## EXERCISE INSTRUCTIONS
Copy the lines word for word, from the first line through the line containing "volume-menu-icon[interactable] bbox=[5, 424, 15, 434]", both included.

○ ○ ○ ○ ○ ○ ○

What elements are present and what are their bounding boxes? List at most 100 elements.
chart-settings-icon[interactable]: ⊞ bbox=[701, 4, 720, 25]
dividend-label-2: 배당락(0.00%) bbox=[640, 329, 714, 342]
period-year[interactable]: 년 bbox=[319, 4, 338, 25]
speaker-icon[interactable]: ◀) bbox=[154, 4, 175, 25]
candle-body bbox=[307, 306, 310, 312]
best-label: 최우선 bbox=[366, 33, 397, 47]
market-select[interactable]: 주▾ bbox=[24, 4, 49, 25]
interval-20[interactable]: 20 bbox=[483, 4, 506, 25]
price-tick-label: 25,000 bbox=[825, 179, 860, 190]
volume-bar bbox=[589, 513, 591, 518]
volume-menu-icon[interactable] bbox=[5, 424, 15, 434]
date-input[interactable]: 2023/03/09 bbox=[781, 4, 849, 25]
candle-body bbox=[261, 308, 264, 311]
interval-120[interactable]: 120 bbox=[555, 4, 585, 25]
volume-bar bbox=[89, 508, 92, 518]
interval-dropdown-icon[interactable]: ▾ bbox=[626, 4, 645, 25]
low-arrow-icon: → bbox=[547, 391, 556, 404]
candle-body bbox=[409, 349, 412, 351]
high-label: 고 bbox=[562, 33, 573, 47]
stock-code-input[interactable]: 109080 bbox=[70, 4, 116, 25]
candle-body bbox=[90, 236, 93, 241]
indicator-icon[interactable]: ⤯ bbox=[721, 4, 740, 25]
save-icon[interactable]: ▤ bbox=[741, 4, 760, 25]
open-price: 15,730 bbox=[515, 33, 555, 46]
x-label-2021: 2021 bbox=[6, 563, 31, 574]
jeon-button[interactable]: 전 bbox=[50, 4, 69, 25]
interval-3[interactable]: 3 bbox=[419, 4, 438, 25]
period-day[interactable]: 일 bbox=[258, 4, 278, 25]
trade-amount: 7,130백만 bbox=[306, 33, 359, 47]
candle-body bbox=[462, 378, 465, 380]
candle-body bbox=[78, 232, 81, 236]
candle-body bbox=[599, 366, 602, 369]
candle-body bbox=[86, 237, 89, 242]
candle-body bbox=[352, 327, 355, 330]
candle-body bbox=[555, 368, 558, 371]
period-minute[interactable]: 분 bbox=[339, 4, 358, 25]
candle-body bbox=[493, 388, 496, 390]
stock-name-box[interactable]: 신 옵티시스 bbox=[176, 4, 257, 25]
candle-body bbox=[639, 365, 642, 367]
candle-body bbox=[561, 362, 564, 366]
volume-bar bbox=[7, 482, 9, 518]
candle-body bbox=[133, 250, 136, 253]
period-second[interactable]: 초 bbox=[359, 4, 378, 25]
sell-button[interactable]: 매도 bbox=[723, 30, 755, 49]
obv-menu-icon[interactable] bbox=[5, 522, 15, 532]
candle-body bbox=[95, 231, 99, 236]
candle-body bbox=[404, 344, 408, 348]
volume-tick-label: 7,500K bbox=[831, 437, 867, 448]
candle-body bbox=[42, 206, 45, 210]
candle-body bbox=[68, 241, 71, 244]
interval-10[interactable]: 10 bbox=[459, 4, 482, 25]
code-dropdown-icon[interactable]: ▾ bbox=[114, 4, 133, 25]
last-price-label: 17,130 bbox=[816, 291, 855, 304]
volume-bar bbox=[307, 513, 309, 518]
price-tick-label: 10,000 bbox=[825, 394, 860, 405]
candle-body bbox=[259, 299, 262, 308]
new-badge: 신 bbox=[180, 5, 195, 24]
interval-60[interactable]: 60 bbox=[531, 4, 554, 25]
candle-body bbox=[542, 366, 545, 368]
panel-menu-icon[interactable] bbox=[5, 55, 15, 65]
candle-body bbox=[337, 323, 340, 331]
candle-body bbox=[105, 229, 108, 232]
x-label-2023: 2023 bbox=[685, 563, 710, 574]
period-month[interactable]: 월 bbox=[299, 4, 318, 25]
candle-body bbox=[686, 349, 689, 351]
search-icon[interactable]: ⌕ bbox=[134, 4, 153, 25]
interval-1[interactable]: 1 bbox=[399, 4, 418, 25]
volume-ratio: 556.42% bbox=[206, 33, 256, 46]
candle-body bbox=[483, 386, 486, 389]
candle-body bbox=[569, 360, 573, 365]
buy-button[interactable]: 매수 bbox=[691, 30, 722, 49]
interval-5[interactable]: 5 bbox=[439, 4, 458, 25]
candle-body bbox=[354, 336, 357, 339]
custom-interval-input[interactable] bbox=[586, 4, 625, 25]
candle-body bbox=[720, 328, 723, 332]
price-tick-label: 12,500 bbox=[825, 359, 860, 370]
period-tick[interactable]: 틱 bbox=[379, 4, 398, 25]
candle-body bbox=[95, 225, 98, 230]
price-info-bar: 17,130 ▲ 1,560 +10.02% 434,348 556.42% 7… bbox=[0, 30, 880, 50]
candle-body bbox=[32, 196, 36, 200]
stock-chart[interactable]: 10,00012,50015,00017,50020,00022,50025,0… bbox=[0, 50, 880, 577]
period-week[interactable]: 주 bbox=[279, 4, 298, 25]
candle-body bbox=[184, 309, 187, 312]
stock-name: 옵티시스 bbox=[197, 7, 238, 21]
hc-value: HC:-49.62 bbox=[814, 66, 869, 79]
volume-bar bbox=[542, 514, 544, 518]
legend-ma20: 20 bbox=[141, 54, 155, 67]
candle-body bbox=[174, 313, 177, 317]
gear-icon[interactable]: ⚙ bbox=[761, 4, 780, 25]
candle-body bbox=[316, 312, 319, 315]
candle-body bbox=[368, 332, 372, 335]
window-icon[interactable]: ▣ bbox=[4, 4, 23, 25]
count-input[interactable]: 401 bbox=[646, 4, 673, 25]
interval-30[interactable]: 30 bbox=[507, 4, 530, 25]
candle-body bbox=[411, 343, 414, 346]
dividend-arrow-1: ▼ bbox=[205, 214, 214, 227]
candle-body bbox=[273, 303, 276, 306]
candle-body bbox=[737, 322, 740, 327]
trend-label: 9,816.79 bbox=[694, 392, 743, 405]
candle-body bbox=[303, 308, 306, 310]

○ ○ ○ ○ ○ ○ ○

## RESULT OF THIS EXERCISE
What elements are present and what are their bounding boxes? List at most 100 elements.
chart-settings-icon[interactable]: ⊞ bbox=[701, 4, 720, 25]
dividend-label-2: 배당락(0.00%) bbox=[640, 329, 714, 342]
period-year[interactable]: 년 bbox=[319, 4, 338, 25]
speaker-icon[interactable]: ◀) bbox=[154, 4, 175, 25]
candle-body bbox=[307, 306, 310, 312]
best-label: 최우선 bbox=[366, 33, 397, 47]
market-select[interactable]: 주▾ bbox=[24, 4, 49, 25]
interval-20[interactable]: 20 bbox=[483, 4, 506, 25]
price-tick-label: 25,000 bbox=[825, 179, 860, 190]
volume-bar bbox=[589, 513, 591, 518]
volume-menu-icon[interactable] bbox=[5, 424, 15, 434]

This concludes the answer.